Show every line of the records below that contains the word "voluptatum".

>> begin Data for the task

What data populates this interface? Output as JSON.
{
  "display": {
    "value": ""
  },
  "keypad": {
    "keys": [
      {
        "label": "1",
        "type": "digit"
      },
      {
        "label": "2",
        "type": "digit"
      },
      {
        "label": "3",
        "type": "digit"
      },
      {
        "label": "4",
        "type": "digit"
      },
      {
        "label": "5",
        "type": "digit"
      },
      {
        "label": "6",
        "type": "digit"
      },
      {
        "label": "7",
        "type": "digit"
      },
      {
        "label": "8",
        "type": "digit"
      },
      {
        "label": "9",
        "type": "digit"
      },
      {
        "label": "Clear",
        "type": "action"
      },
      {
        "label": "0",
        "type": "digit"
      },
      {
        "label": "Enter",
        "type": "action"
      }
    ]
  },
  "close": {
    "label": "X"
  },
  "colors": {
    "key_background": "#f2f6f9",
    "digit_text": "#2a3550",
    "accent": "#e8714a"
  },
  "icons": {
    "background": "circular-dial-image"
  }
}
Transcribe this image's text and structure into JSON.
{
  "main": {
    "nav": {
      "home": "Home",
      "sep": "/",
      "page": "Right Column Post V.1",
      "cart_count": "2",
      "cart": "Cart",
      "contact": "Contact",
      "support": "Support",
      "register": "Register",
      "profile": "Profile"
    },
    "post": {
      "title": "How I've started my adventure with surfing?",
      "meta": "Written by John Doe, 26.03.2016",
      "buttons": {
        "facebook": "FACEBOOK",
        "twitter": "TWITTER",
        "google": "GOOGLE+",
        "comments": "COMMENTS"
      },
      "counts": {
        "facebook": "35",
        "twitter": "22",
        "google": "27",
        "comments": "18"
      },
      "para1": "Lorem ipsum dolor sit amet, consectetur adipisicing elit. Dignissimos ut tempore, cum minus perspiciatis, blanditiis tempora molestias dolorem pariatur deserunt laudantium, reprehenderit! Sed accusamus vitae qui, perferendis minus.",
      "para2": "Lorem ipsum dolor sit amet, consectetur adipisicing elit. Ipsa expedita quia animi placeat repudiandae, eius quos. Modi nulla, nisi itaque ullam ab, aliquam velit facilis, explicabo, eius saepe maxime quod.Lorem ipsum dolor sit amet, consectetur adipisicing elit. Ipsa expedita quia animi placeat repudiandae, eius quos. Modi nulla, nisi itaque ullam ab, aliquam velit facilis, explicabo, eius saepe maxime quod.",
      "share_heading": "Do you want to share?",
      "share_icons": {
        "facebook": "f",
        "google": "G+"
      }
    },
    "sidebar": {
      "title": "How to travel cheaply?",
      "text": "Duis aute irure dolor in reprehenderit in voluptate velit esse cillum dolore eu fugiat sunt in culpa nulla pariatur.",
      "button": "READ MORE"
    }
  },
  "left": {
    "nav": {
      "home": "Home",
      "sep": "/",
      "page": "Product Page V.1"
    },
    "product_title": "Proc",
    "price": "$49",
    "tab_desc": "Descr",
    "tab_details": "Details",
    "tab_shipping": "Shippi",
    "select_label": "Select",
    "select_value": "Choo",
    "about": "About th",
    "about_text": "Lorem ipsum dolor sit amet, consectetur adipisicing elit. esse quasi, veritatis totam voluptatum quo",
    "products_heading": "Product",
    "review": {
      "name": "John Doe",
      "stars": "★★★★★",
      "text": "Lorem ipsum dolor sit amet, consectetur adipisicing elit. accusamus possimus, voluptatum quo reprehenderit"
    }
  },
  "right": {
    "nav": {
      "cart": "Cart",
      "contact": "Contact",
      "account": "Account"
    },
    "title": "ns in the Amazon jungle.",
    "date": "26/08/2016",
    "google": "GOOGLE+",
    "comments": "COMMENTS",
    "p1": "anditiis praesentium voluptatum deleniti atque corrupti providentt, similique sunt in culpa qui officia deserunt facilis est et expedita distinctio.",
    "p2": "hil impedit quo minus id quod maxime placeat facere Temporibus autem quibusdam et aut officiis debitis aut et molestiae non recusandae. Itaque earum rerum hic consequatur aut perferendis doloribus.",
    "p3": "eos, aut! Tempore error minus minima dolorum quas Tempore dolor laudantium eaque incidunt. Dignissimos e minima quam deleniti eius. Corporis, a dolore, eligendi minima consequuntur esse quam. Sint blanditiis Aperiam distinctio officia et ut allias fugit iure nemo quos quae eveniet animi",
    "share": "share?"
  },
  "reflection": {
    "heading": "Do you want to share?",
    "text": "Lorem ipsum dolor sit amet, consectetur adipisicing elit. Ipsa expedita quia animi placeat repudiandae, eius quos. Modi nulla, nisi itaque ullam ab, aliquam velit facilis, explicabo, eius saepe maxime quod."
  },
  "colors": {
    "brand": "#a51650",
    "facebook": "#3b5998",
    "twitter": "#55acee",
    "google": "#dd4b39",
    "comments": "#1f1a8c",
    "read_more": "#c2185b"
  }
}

>> end Data for the task

_Response for this exercise_.
    "about_text": "Lorem ipsum dolor sit amet, consectetur adipisicing elit. esse quasi, veritatis totam voluptatum quo",
      "text": "Lorem ipsum dolor sit amet, consectetur adipisicing elit. accusamus possimus, voluptatum quo reprehenderit"
    "p1": "anditiis praesentium voluptatum deleniti atque corrupti providentt, similique sunt in culpa qui officia deserunt facilis est et expedita distinctio.",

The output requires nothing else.